TASK PROMPT
Reproduce the listing below in full and without alteration, apart from its pictures.

DATASET EXTRACT

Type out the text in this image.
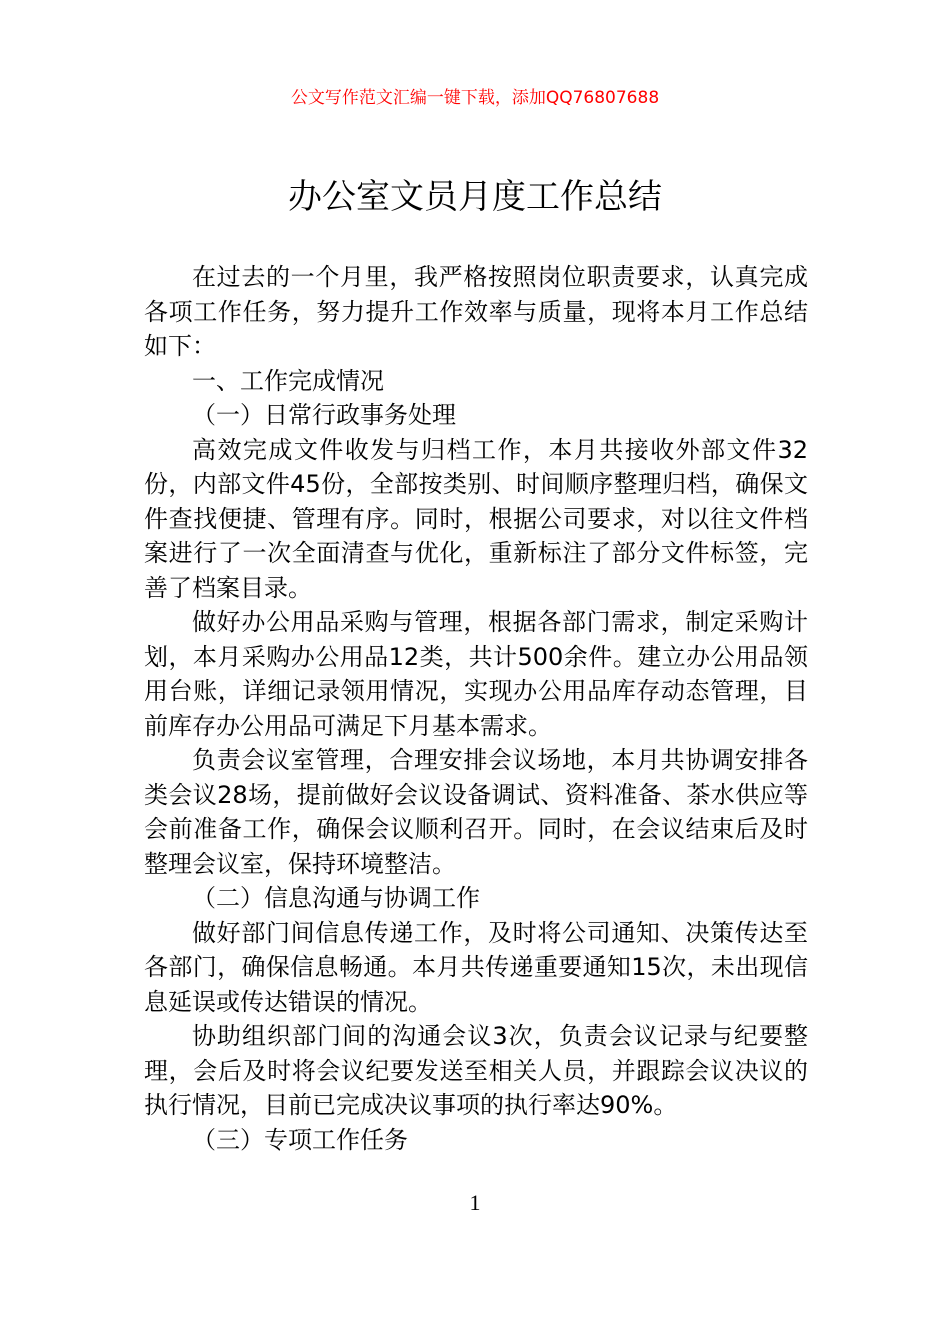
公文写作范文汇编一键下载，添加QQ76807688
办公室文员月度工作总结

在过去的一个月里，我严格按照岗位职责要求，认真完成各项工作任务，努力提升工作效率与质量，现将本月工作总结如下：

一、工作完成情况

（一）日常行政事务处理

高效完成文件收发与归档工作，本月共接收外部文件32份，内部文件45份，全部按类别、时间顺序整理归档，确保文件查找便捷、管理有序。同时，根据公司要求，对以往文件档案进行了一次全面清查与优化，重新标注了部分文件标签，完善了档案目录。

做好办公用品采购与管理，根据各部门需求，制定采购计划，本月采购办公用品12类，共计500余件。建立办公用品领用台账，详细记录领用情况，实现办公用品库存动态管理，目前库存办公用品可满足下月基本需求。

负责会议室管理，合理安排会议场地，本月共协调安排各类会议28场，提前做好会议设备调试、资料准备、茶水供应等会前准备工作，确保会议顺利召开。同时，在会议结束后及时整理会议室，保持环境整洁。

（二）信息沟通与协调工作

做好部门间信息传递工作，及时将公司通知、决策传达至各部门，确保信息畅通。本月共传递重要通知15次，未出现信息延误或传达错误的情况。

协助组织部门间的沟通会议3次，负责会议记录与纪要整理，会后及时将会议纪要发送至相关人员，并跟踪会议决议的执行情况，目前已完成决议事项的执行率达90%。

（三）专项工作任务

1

CORRECT RESPONSE
Type out the text in this image.
公文写作范文汇编一键下载，添加QQ76807688
办公室文员月度工作总结

在过去的一个月里，我严格按照岗位职责要求，认真完成各项工作任务，努力提升工作效率与质量，现将本月工作总结如下：

一、工作完成情况

（一）日常行政事务处理

高效完成文件收发与归档工作，本月共接收外部文件32份，内部文件45份，全部按类别、时间顺序整理归档，确保文件查找便捷、管理有序。同时，根据公司要求，对以往文件档案进行了一次全面清查与优化，重新标注了部分文件标签，完善了档案目录。

做好办公用品采购与管理，根据各部门需求，制定采购计划，本月采购办公用品12类，共计500余件。建立办公用品领用台账，详细记录领用情况，实现办公用品库存动态管理，目前库存办公用品可满足下月基本需求。

负责会议室管理，合理安排会议场地，本月共协调安排各类会议28场，提前做好会议设备调试、资料准备、茶水供应等会前准备工作，确保会议顺利召开。同时，在会议结束后及时整理会议室，保持环境整洁。

（二）信息沟通与协调工作

做好部门间信息传递工作，及时将公司通知、决策传达至各部门，确保信息畅通。本月共传递重要通知15次，未出现信息延误或传达错误的情况。

协助组织部门间的沟通会议3次，负责会议记录与纪要整理，会后及时将会议纪要发送至相关人员，并跟踪会议决议的执行情况，目前已完成决议事项的执行率达90%。

（三）专项工作任务

1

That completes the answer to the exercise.